Do this: Leave out the pictures and repeat the data exactly.

Entries provided:
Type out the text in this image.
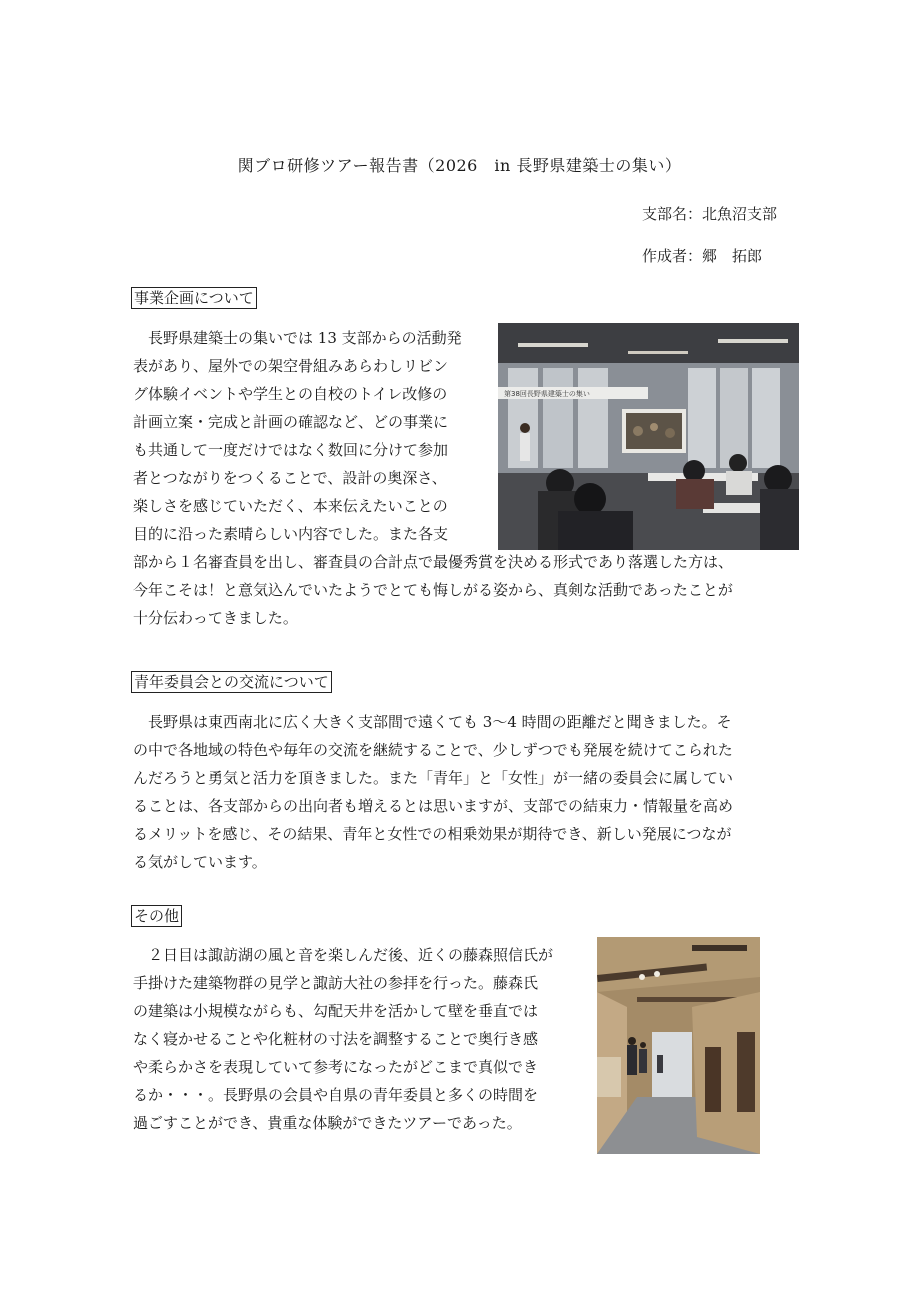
関ブロ研修ツアー報告書（2026　in 長野県建築士の集い）
支部名：北魚沼支部
作成者：郷　拓郎
事業企画について
　長野県建築士の集いでは 13 支部からの活動発
表があり、屋外での架空骨組みあらわしリビン
グ体験イベントや学生との自校のトイレ改修の
計画立案・完成と計画の確認など、どの事業に
も共通して一度だけではなく数回に分けて参加
者とつながりをつくることで、設計の奥深さ、
楽しさを感じていただく、本来伝えたいことの
目的に沿った素晴らしい内容でした。また各支
部から１名審査員を出し、審査員の合計点で最優秀賞を決める形式であり落選した方は、
今年こそは！と意気込んでいたようでとても悔しがる姿から、真剣な活動であったことが
十分伝わってきました。
第38回長野県建築士の集い
青年委員会との交流について
　長野県は東西南北に広く大きく支部間で遠くても 3〜4 時間の距離だと聞きました。そ
の中で各地域の特色や毎年の交流を継続することで、少しずつでも発展を続けてこられた
んだろうと勇気と活力を頂きました。また「青年」と「女性」が一緒の委員会に属してい
ることは、各支部からの出向者も増えるとは思いますが、支部での結束力・情報量を高め
るメリットを感じ、その結果、青年と女性での相乗効果が期待でき、新しい発展につなが
る気がしています。
その他
　２日目は諏訪湖の風と音を楽しんだ後、近くの藤森照信氏が
手掛けた建築物群の見学と諏訪大社の参拝を行った。藤森氏
の建築は小規模ながらも、勾配天井を活かして壁を垂直では
なく寝かせることや化粧材の寸法を調整することで奥行き感
や柔らかさを表現していて参考になったがどこまで真似でき
るか・・・。長野県の会員や自県の青年委員と多くの時間を
過ごすことができ、貴重な体験ができたツアーであった。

Exercise answer:
Type out the text in this image.
関ブロ研修ツアー報告書（2026　in 長野県建築士の集い）
支部名：北魚沼支部
作成者：郷　拓郎
事業企画について
　長野県建築士の集いでは 13 支部からの活動発
表があり、屋外での架空骨組みあらわしリビン
グ体験イベントや学生との自校のトイレ改修の
計画立案・完成と計画の確認など、どの事業に
も共通して一度だけではなく数回に分けて参加
者とつながりをつくることで、設計の奥深さ、
楽しさを感じていただく、本来伝えたいことの
目的に沿った素晴らしい内容でした。また各支
部から１名審査員を出し、審査員の合計点で最優秀賞を決める形式であり落選した方は、
今年こそは！と意気込んでいたようでとても悔しがる姿から、真剣な活動であったことが
十分伝わってきました。
第38回長野県建築士の集い
青年委員会との交流について
　長野県は東西南北に広く大きく支部間で遠くても 3〜4 時間の距離だと聞きました。そ
の中で各地域の特色や毎年の交流を継続することで、少しずつでも発展を続けてこられた
んだろうと勇気と活力を頂きました。また「青年」と「女性」が一緒の委員会に属してい
ることは、各支部からの出向者も増えるとは思いますが、支部での結束力・情報量を高め
るメリットを感じ、その結果、青年と女性での相乗効果が期待でき、新しい発展につなが
る気がしています。
その他
　２日目は諏訪湖の風と音を楽しんだ後、近くの藤森照信氏が
手掛けた建築物群の見学と諏訪大社の参拝を行った。藤森氏
の建築は小規模ながらも、勾配天井を活かして壁を垂直では
なく寝かせることや化粧材の寸法を調整することで奥行き感
や柔らかさを表現していて参考になったがどこまで真似でき
るか・・・。長野県の会員や自県の青年委員と多くの時間を
過ごすことができ、貴重な体験ができたツアーであった。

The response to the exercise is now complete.